*RECORDS FOR THIS EXERCISE:*
#####

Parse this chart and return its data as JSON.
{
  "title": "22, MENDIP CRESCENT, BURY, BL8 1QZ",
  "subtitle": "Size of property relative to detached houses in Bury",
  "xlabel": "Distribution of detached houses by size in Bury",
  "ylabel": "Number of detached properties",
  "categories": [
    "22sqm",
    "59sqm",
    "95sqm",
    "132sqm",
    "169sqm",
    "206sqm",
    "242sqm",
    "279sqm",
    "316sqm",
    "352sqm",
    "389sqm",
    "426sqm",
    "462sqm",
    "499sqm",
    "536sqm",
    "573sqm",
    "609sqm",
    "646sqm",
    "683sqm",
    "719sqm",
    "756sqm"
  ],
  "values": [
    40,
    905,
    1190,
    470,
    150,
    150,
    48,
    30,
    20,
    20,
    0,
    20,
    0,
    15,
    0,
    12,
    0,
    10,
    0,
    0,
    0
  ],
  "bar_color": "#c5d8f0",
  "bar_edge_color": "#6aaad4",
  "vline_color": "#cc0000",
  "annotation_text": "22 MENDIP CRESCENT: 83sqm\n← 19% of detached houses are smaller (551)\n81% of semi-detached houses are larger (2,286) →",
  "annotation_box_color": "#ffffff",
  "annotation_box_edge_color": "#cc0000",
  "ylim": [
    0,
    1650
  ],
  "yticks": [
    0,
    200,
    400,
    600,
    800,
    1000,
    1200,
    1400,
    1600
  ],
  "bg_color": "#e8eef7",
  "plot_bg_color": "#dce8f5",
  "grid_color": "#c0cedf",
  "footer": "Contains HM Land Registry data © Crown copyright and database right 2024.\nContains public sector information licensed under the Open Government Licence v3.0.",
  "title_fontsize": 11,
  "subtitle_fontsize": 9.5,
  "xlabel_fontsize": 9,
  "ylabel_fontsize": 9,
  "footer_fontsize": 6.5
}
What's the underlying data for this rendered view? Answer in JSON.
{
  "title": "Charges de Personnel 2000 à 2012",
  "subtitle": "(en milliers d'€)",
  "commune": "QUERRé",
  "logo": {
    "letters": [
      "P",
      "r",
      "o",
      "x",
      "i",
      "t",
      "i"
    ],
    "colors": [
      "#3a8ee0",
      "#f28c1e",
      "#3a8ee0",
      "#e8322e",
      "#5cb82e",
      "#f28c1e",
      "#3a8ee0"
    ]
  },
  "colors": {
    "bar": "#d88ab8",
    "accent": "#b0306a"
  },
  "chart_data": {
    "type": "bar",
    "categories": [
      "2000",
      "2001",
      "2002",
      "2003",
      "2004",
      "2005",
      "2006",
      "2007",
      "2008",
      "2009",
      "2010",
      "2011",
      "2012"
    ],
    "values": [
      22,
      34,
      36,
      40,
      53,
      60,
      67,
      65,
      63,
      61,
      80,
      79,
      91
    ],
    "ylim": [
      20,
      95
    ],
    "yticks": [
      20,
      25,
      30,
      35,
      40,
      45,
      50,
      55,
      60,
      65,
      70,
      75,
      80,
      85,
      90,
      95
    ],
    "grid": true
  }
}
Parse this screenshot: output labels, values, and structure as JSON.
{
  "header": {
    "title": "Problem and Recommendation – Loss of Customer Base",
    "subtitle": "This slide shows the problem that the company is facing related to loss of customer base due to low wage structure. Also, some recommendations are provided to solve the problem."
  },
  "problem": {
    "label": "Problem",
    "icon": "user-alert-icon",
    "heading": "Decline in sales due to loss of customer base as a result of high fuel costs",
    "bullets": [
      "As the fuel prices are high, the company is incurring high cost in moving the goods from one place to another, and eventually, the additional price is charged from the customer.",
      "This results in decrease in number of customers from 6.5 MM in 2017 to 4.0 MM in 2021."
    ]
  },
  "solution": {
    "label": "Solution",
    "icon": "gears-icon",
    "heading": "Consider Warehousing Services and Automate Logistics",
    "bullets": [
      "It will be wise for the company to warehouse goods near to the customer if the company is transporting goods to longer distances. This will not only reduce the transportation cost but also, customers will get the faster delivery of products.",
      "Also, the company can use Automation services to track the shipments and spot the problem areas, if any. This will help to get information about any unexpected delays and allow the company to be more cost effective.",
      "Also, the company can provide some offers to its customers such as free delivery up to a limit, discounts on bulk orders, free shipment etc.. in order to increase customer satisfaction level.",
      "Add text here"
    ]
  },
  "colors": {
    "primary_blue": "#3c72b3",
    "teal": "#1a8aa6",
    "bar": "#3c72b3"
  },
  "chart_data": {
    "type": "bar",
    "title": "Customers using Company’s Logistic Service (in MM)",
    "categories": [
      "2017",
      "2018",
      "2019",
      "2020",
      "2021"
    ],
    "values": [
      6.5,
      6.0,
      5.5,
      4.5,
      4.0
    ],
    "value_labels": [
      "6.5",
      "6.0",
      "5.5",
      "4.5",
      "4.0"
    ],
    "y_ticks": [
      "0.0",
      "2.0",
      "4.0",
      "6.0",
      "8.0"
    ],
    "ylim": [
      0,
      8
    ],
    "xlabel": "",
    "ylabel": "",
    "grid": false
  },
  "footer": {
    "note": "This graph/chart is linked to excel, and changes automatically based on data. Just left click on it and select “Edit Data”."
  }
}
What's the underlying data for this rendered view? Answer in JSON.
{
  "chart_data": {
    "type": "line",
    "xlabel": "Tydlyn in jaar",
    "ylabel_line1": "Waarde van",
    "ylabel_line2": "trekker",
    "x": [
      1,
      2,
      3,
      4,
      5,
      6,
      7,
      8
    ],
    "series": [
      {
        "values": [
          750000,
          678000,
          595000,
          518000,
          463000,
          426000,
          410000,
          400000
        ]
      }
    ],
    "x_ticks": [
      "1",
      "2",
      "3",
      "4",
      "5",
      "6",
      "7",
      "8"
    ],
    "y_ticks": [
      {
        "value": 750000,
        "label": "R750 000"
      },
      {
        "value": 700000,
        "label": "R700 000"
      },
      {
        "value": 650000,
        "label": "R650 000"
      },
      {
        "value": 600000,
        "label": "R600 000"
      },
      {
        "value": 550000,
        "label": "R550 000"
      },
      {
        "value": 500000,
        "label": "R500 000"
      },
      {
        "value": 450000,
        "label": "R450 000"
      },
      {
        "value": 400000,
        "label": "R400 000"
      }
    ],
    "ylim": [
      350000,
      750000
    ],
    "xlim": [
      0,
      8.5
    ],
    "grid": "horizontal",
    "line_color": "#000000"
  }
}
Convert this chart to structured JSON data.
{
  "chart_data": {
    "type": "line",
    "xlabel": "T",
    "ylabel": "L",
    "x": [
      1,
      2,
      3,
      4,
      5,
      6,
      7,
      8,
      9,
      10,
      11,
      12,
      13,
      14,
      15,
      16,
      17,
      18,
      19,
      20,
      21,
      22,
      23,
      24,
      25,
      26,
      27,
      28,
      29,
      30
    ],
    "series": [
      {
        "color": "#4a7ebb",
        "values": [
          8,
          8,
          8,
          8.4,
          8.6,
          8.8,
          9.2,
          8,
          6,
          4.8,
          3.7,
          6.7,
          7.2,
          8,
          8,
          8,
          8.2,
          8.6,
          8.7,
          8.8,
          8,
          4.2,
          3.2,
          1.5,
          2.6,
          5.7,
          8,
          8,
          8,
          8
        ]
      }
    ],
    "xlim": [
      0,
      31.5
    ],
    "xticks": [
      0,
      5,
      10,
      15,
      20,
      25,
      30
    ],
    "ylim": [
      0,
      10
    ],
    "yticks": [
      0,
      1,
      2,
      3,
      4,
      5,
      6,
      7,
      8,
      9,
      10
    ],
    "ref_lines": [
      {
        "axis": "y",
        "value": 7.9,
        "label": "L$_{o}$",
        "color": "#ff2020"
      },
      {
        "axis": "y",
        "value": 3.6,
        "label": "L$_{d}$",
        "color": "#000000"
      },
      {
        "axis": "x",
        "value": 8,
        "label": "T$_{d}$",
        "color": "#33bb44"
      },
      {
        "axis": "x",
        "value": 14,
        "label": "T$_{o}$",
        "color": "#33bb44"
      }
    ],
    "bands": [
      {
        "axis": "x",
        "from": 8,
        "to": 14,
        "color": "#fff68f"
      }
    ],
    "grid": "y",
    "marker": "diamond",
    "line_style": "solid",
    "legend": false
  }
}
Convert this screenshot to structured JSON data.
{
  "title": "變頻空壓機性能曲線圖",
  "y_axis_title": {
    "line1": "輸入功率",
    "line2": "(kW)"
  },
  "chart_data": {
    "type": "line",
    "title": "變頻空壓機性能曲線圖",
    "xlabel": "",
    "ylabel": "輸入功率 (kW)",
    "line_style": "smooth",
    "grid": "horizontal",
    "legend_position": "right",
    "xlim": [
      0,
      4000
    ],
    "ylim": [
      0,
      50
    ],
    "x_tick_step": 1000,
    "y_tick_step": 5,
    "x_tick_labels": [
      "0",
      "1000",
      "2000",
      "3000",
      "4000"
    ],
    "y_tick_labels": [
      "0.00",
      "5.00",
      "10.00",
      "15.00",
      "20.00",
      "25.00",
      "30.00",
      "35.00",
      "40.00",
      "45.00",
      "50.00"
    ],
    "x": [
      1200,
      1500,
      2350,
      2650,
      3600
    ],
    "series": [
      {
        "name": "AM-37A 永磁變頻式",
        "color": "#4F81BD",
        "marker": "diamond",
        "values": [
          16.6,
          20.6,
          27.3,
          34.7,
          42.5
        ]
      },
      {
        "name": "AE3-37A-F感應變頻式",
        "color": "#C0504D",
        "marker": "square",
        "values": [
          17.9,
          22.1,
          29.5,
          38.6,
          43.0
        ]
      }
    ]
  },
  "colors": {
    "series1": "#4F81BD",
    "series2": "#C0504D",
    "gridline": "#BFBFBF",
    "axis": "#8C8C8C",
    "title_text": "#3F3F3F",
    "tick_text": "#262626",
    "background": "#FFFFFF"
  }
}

#####

*PROBLEM TO WORK ON:* Select all lines in the listing that include the word "變頻空壓機性能曲線圖".

*SOLUTION BELOW:*
  "title": "變頻空壓機性能曲線圖",
    "title": "變頻空壓機性能曲線圖",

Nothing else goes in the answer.